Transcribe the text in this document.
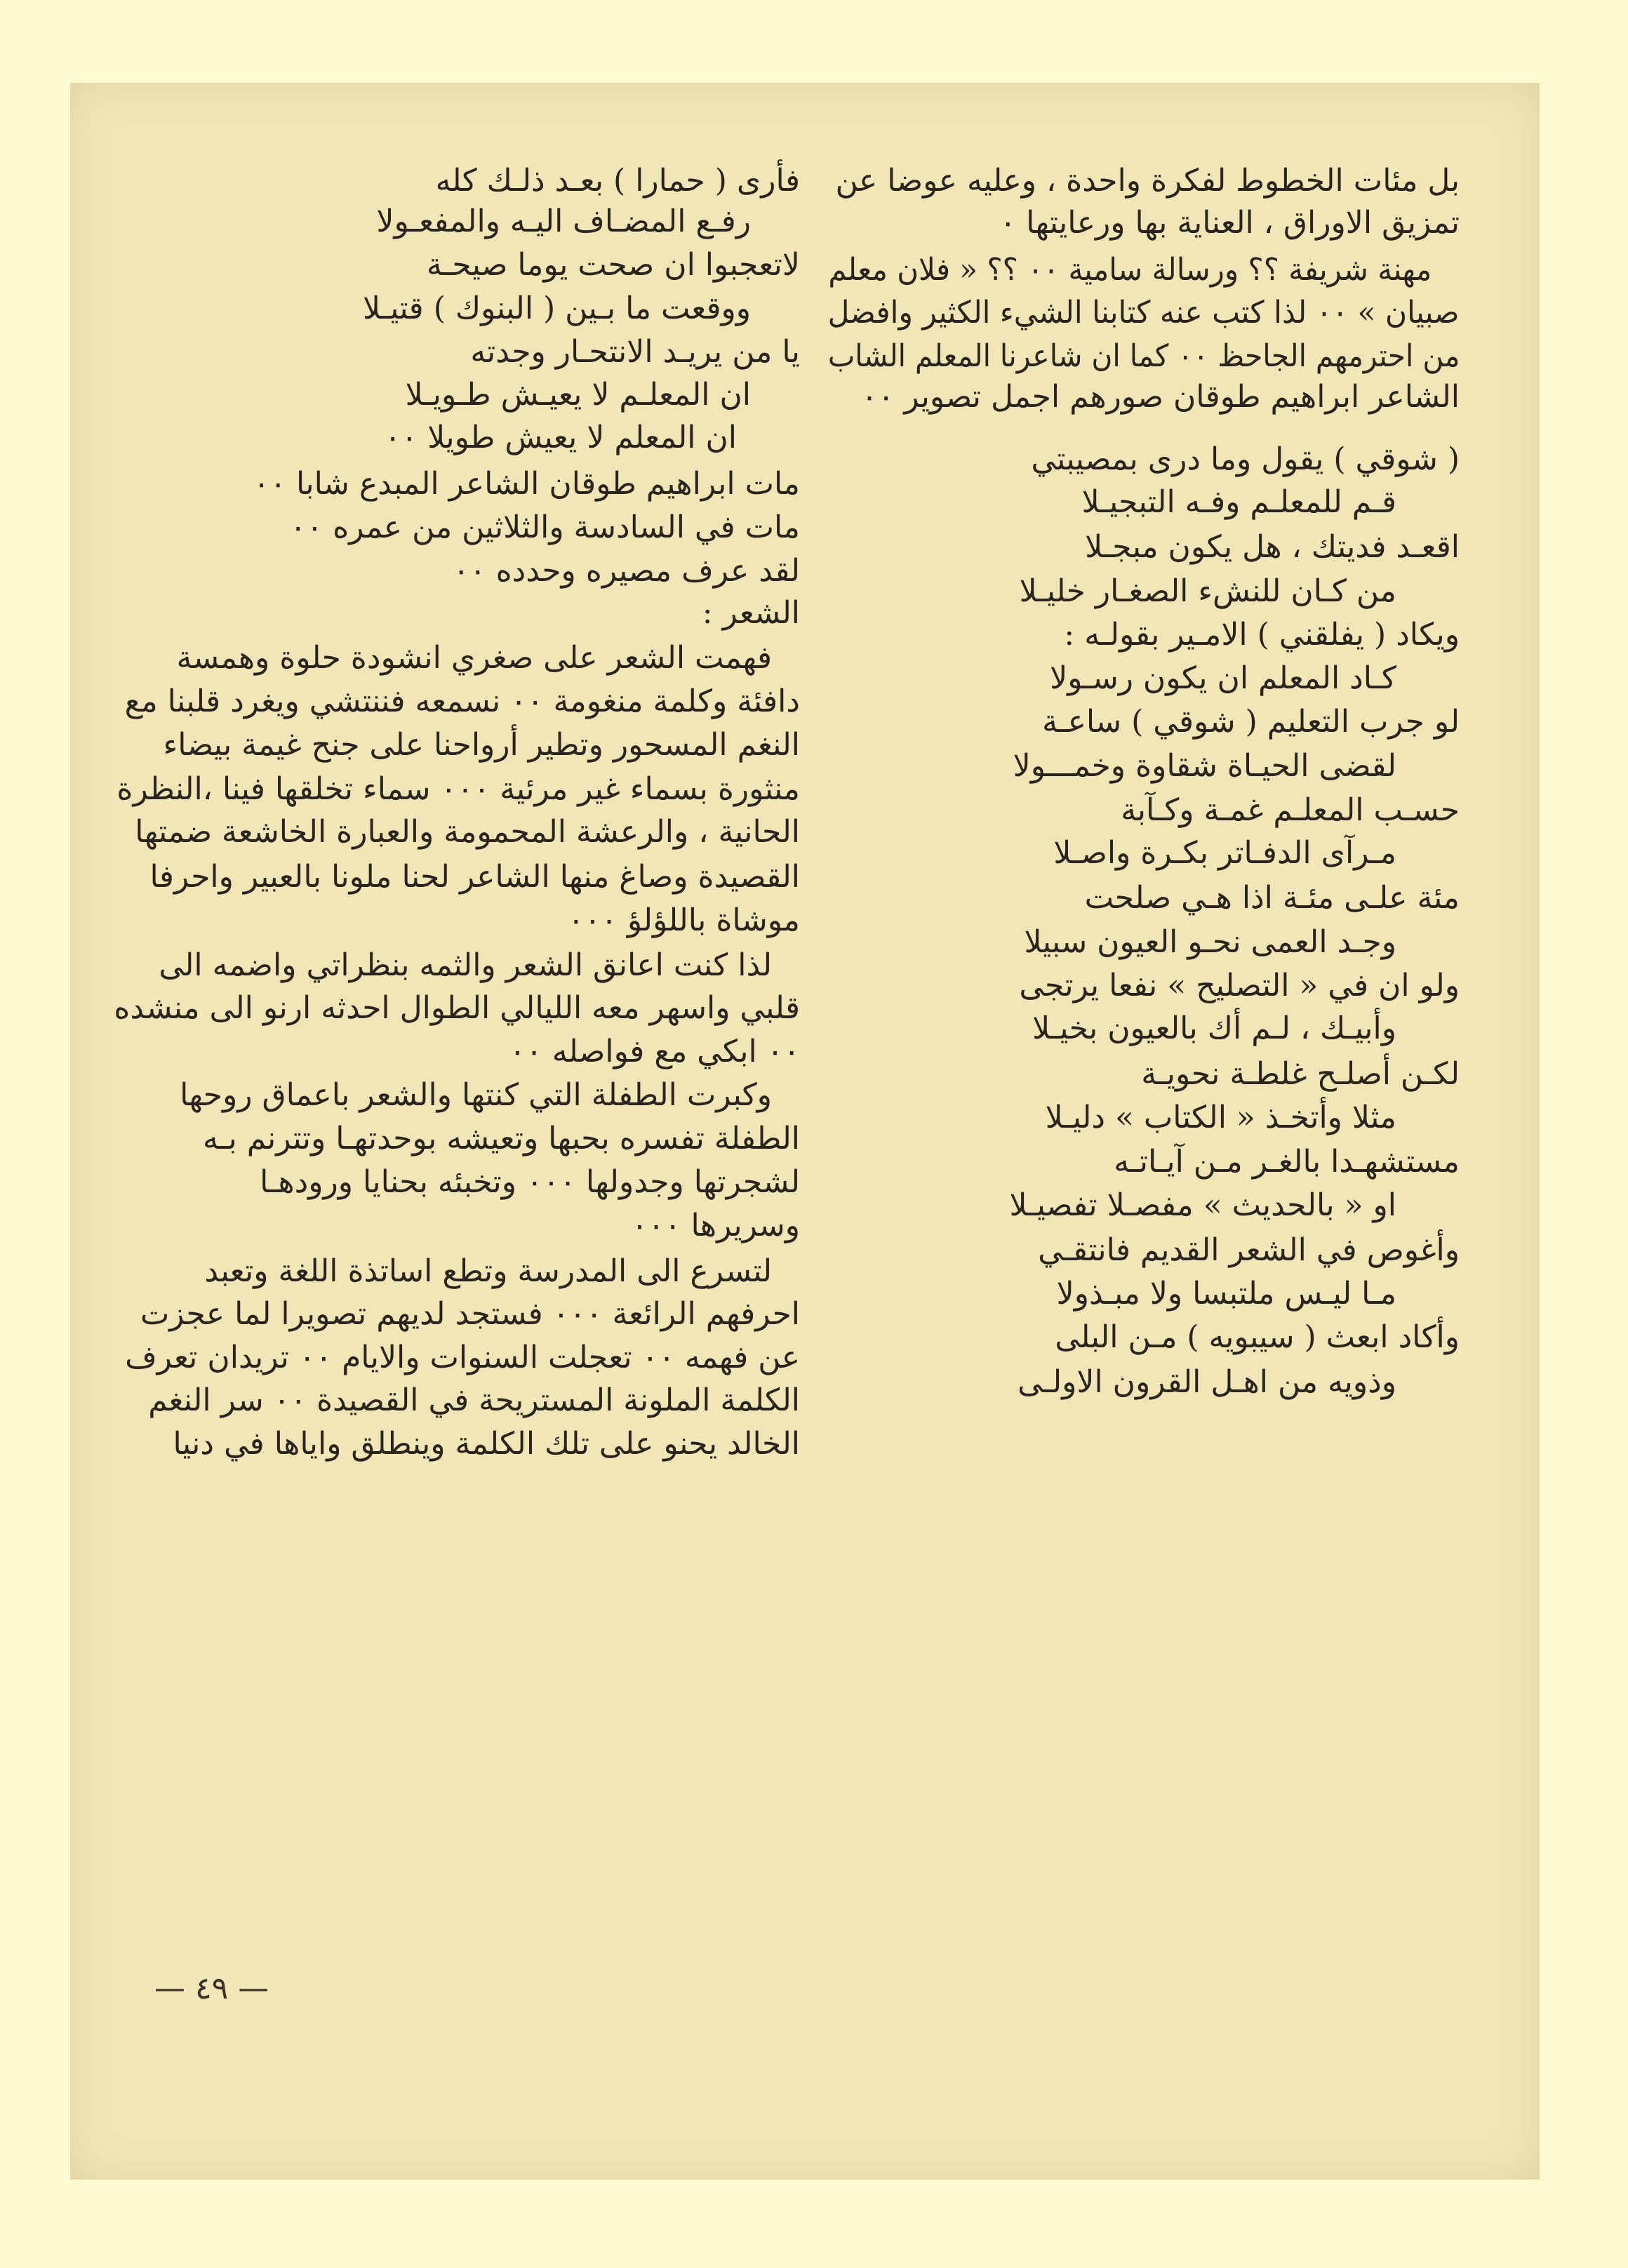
بل مئات الخطوط لفكرة واحدة ، وعليه عوضا عن
تمزيق الاوراق ، العناية بها ورعايتها ٠
مهنة شريفة ؟؟ ورسالة سامية ٠٠ ؟؟ « فلان معلم
صبيان » ٠٠ لذا كتب عنه كتابنا الشيء الكثير وافضل
من احترمهم الجاحظ ٠٠ كما ان شاعرنا المعلم الشاب
الشاعر ابراهيم طوقان صورهم اجمل تصوير ٠٠
( شوقي ) يقول وما درى بمصيبتي
قـم للمعلـم وفـه التبجيـلا
اقعـد فديتك ، هل يكون مبجـلا
من كـان للنشء الصغـار خليـلا
ويكاد ( يفلقني ) الامـير بقولـه :
كـاد المعلم ان يكون رسـولا
لو جرب التعليم ( شوقي ) ساعـة
لقضى الحيـاة شقاوة وخمـــولا
حسـب المعلـم غمـة وكـآبة
مـرآى الدفـاتر بكـرة واصـلا
مئة علـى مئـة اذا هـي صلحت
وجـد العمى نحـو العيون سبيلا
ولو ان في « التصليح » نفعا يرتجى
وأبيـك ، لـم أك بالعيون بخيـلا
لكـن أصلـح غلطـة نحويـة
مثلا وأتخـذ « الكتاب » دليـلا
مستشهـدا بالغـر مـن آيـاتـه
او « بالحديث » مفصـلا تفصيـلا
وأغوص في الشعر القديم فانتقـي
مـا ليـس ملتبسا ولا مبـذولا
وأكاد ابعث ( سيبويه ) مـن البلى
وذويه من اهـل القرون الاولـى
فأرى ( حمارا ) بعـد ذلـك كله
رفـع المضـاف اليـه والمفعـولا
لاتعجبوا ان صحت يوما صيحـة
ووقعت ما بـين ( البنوك ) قتيـلا
يا من يريـد الانتحـار وجدته
ان المعلـم لا يعيـش طـويـلا
ان المعلم لا يعيش طويلا ٠٠
مات ابراهيم طوقان الشاعر المبدع شابا ٠٠
مات في السادسة والثلاثين من عمره ٠٠
لقد عرف مصيره وحدده ٠٠
الشعر :
فهمت الشعر على صغري انشودة حلوة وهمسة
دافئة وكلمة منغومة ٠٠ نسمعه فننتشي ويغرد قلبنا مع
النغم المسحور وتطير أرواحنا على جنح غيمة بيضاء
منثورة بسماء غير مرئية ٠٠٠ سماء تخلقها فينا ،النظرة
الحانية ، والرعشة المحمومة والعبارة الخاشعة ضمتها
القصيدة وصاغ منها الشاعر لحنا ملونا بالعبير واحرفا
موشاة باللؤلؤ ٠٠٠
لذا كنت اعانق الشعر والثمه بنظراتي واضمه الى
قلبي واسهر معه الليالي الطوال احدثه ارنو الى منشده
٠٠ ابكي مع فواصله ٠٠
وكبرت الطفلة التي كنتها والشعر باعماق روحها
الطفلة تفسره بحبها وتعيشه بوحدتهـا وتترنم بـه
لشجرتها وجدولها ٠٠٠ وتخبئه بحنايا ورودهـا
وسريرها ٠٠٠
لتسرع الى المدرسة وتطع اساتذة اللغة وتعبد
احرفهم الرائعة ٠٠٠ فستجد لديهم تصويرا لما عجزت
عن فهمه ٠٠ تعجلت السنوات والايام ٠٠ تريدان تعرف
الكلمة الملونة المستريحة في القصيدة ٠٠ سر النغم
الخالد يحنو على تلك الكلمة وينطلق واياها في دنيا
— ٤٩ —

◇ ◇ ◇ ◇ ◇

EXERCISE GOAL: Print out the whole of the material word for word, without pictures.

FINAL ANSWER:
Transcribe the text in this document.
بل مئات الخطوط لفكرة واحدة ، وعليه عوضا عن
تمزيق الاوراق ، العناية بها ورعايتها ٠
مهنة شريفة ؟؟ ورسالة سامية ٠٠ ؟؟ « فلان معلم
صبيان » ٠٠ لذا كتب عنه كتابنا الشيء الكثير وافضل
من احترمهم الجاحظ ٠٠ كما ان شاعرنا المعلم الشاب
الشاعر ابراهيم طوقان صورهم اجمل تصوير ٠٠
( شوقي ) يقول وما درى بمصيبتي
قـم للمعلـم وفـه التبجيـلا
اقعـد فديتك ، هل يكون مبجـلا
من كـان للنشء الصغـار خليـلا
ويكاد ( يفلقني ) الامـير بقولـه :
كـاد المعلم ان يكون رسـولا
لو جرب التعليم ( شوقي ) ساعـة
لقضى الحيـاة شقاوة وخمـــولا
حسـب المعلـم غمـة وكـآبة
مـرآى الدفـاتر بكـرة واصـلا
مئة علـى مئـة اذا هـي صلحت
وجـد العمى نحـو العيون سبيلا
ولو ان في « التصليح » نفعا يرتجى
وأبيـك ، لـم أك بالعيون بخيـلا
لكـن أصلـح غلطـة نحويـة
مثلا وأتخـذ « الكتاب » دليـلا
مستشهـدا بالغـر مـن آيـاتـه
او « بالحديث » مفصـلا تفصيـلا
وأغوص في الشعر القديم فانتقـي
مـا ليـس ملتبسا ولا مبـذولا
وأكاد ابعث ( سيبويه ) مـن البلى
وذويه من اهـل القرون الاولـى
فأرى ( حمارا ) بعـد ذلـك كله
رفـع المضـاف اليـه والمفعـولا
لاتعجبوا ان صحت يوما صيحـة
ووقعت ما بـين ( البنوك ) قتيـلا
يا من يريـد الانتحـار وجدته
ان المعلـم لا يعيـش طـويـلا
ان المعلم لا يعيش طويلا ٠٠
مات ابراهيم طوقان الشاعر المبدع شابا ٠٠
مات في السادسة والثلاثين من عمره ٠٠
لقد عرف مصيره وحدده ٠٠
الشعر :
فهمت الشعر على صغري انشودة حلوة وهمسة
دافئة وكلمة منغومة ٠٠ نسمعه فننتشي ويغرد قلبنا مع
النغم المسحور وتطير أرواحنا على جنح غيمة بيضاء
منثورة بسماء غير مرئية ٠٠٠ سماء تخلقها فينا ،النظرة
الحانية ، والرعشة المحمومة والعبارة الخاشعة ضمتها
القصيدة وصاغ منها الشاعر لحنا ملونا بالعبير واحرفا
موشاة باللؤلؤ ٠٠٠
لذا كنت اعانق الشعر والثمه بنظراتي واضمه الى
قلبي واسهر معه الليالي الطوال احدثه ارنو الى منشده
٠٠ ابكي مع فواصله ٠٠
وكبرت الطفلة التي كنتها والشعر باعماق روحها
الطفلة تفسره بحبها وتعيشه بوحدتهـا وتترنم بـه
لشجرتها وجدولها ٠٠٠ وتخبئه بحنايا ورودهـا
وسريرها ٠٠٠
لتسرع الى المدرسة وتطع اساتذة اللغة وتعبد
احرفهم الرائعة ٠٠٠ فستجد لديهم تصويرا لما عجزت
عن فهمه ٠٠ تعجلت السنوات والايام ٠٠ تريدان تعرف
الكلمة الملونة المستريحة في القصيدة ٠٠ سر النغم
الخالد يحنو على تلك الكلمة وينطلق واياها في دنيا
— ٤٩ —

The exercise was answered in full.